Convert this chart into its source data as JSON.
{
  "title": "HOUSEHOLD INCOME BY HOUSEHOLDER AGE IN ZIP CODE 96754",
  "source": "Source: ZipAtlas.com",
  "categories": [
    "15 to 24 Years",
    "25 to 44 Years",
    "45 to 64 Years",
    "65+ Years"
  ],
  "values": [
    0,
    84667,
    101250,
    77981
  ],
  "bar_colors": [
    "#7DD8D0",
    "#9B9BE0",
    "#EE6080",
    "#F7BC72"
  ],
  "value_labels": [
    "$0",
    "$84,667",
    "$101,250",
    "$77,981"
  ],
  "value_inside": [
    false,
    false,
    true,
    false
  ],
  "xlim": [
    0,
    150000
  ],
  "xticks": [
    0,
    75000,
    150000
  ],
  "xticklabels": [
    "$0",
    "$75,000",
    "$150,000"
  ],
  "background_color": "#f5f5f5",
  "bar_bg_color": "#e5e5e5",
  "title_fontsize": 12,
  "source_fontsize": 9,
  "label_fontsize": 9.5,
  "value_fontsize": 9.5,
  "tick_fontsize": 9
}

▬▬▬▬▬▬

• STATED EXERCISE
Copy out the full listing exactly.

• SOLUTION TO THE PROBLEM
Convert this chart into its source data as JSON.
{
  "title": "HOUSEHOLD INCOME BY HOUSEHOLDER AGE IN ZIP CODE 96754",
  "source": "Source: ZipAtlas.com",
  "categories": [
    "15 to 24 Years",
    "25 to 44 Years",
    "45 to 64 Years",
    "65+ Years"
  ],
  "values": [
    0,
    84667,
    101250,
    77981
  ],
  "bar_colors": [
    "#7DD8D0",
    "#9B9BE0",
    "#EE6080",
    "#F7BC72"
  ],
  "value_labels": [
    "$0",
    "$84,667",
    "$101,250",
    "$77,981"
  ],
  "value_inside": [
    false,
    false,
    true,
    false
  ],
  "xlim": [
    0,
    150000
  ],
  "xticks": [
    0,
    75000,
    150000
  ],
  "xticklabels": [
    "$0",
    "$75,000",
    "$150,000"
  ],
  "background_color": "#f5f5f5",
  "bar_bg_color": "#e5e5e5",
  "title_fontsize": 12,
  "source_fontsize": 9,
  "label_fontsize": 9.5,
  "value_fontsize": 9.5,
  "tick_fontsize": 9
}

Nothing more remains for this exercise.